--- ARTICOLO ---
Detenzione amministrativa. Ovvero arresto senza accuse formali, misura prevista dal diritto internazionale, ma limitata a circostanze eccezionali, come strumento ultimo di tutela della pubblica sicurezza. Non in Israele, dove il ricorso a questa pratica è ormai prassi comune, un uso giustificato in quanto mezzo di prevenzione necessario nei confronti degli individui coinvolti – o presunti tali – in atti che pongono in serio pericolo la sicurezza dello Stato e la vita dei civili, un abuso perché in realtà divenuto strumento per punire chi è “colpevole” di resistere al regime imposto da Israele. La cosa drammatica è che gli ordini amministrativi possono avere una validità massima di sei mesi, ma sono rinnovabili a tempo indeterminato e così i palestinesi in detenzione amministrativa possono trascorrere mesi o anni della propria vita nelle carceri israeliane senza alcuna accusa formale, che viene secretata.

--- SCOPO DELL'ESERCIZIO ---
Rispondi in breve a queste domande sull'articolo relativo alla detenzione amministrativa:
(a) Con quali parole l'articolo definisce la detenzione amministrativa?
(b) A quali circostanze il diritto internazionale limita questa misura?
(c) Qual è la validità massima degli ordini amministrativi?
Per questo esercizio il materiale fornito non serve.

--- MATERIALE FORNITO ---

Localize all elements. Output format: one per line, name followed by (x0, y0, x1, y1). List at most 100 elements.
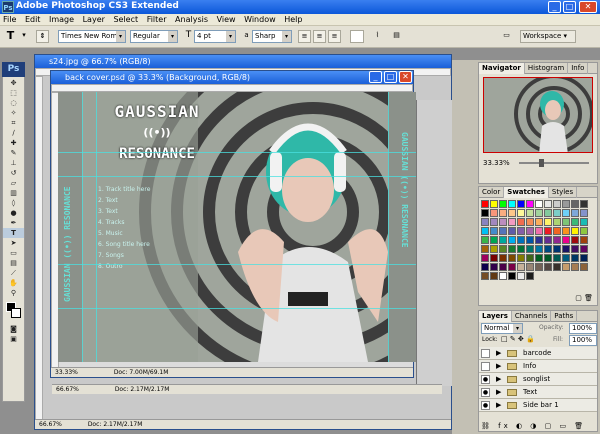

--- RISPOSTA COMPLETA ---
(a) Arresto senza accuse formali.
(b) A circostanze eccezionali, come strumento ultimo di tutela della pubblica sicurezza.
(c) Sei mesi, rinnovabili a tempo indeterminato.